## Material for this task
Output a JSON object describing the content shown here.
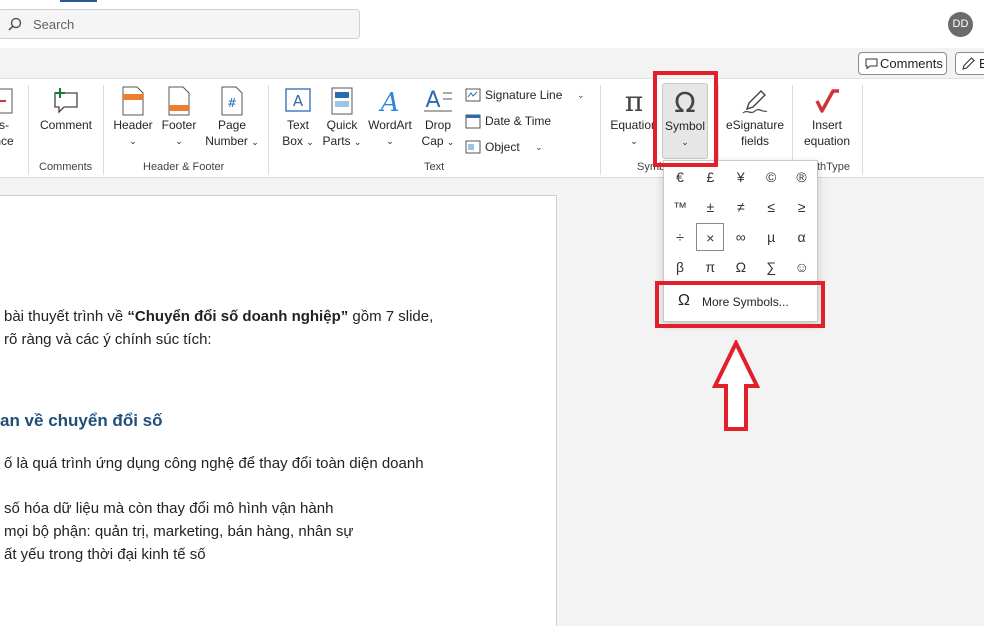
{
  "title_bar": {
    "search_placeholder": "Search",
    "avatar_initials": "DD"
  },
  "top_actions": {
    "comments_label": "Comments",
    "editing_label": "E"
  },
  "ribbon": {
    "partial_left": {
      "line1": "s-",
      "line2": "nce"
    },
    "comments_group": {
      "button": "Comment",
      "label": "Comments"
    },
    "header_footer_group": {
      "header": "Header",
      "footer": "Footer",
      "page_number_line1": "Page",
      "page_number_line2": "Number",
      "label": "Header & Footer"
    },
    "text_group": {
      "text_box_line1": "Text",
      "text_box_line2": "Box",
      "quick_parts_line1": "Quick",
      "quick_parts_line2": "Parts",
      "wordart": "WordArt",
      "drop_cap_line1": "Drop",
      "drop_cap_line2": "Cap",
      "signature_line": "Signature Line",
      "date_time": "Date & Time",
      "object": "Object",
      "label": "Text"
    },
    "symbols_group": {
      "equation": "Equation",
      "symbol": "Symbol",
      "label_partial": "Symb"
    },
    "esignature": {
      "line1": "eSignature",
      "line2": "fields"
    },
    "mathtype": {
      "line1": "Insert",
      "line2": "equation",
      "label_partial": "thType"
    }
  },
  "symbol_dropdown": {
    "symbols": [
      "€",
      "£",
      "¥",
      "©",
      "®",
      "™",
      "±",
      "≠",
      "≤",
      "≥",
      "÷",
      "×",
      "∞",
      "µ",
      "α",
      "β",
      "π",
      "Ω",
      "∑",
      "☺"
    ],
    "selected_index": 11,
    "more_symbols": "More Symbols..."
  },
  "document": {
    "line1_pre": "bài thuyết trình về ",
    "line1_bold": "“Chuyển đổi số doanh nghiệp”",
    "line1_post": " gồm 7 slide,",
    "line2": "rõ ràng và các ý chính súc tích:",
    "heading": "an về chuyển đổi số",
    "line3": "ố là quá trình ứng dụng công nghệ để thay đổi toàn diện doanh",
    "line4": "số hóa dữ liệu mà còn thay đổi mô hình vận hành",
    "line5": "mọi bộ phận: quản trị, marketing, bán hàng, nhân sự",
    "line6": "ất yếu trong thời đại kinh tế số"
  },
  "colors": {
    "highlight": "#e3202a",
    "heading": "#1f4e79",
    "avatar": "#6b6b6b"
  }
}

## Work required
Output the records above exactly; leave out the pictures.

## Task response
Output a JSON object describing the content shown here.
{
  "title_bar": {
    "search_placeholder": "Search",
    "avatar_initials": "DD"
  },
  "top_actions": {
    "comments_label": "Comments",
    "editing_label": "E"
  },
  "ribbon": {
    "partial_left": {
      "line1": "s-",
      "line2": "nce"
    },
    "comments_group": {
      "button": "Comment",
      "label": "Comments"
    },
    "header_footer_group": {
      "header": "Header",
      "footer": "Footer",
      "page_number_line1": "Page",
      "page_number_line2": "Number",
      "label": "Header & Footer"
    },
    "text_group": {
      "text_box_line1": "Text",
      "text_box_line2": "Box",
      "quick_parts_line1": "Quick",
      "quick_parts_line2": "Parts",
      "wordart": "WordArt",
      "drop_cap_line1": "Drop",
      "drop_cap_line2": "Cap",
      "signature_line": "Signature Line",
      "date_time": "Date & Time",
      "object": "Object",
      "label": "Text"
    },
    "symbols_group": {
      "equation": "Equation",
      "symbol": "Symbol",
      "label_partial": "Symb"
    },
    "esignature": {
      "line1": "eSignature",
      "line2": "fields"
    },
    "mathtype": {
      "line1": "Insert",
      "line2": "equation",
      "label_partial": "thType"
    }
  },
  "symbol_dropdown": {
    "symbols": [
      "€",
      "£",
      "¥",
      "©",
      "®",
      "™",
      "±",
      "≠",
      "≤",
      "≥",
      "÷",
      "×",
      "∞",
      "µ",
      "α",
      "β",
      "π",
      "Ω",
      "∑",
      "☺"
    ],
    "selected_index": 11,
    "more_symbols": "More Symbols..."
  },
  "document": {
    "line1_pre": "bài thuyết trình về ",
    "line1_bold": "“Chuyển đổi số doanh nghiệp”",
    "line1_post": " gồm 7 slide,",
    "line2": "rõ ràng và các ý chính súc tích:",
    "heading": "an về chuyển đổi số",
    "line3": "ố là quá trình ứng dụng công nghệ để thay đổi toàn diện doanh",
    "line4": "số hóa dữ liệu mà còn thay đổi mô hình vận hành",
    "line5": "mọi bộ phận: quản trị, marketing, bán hàng, nhân sự",
    "line6": "ất yếu trong thời đại kinh tế số"
  },
  "colors": {
    "highlight": "#e3202a",
    "heading": "#1f4e79",
    "avatar": "#6b6b6b"
  }
}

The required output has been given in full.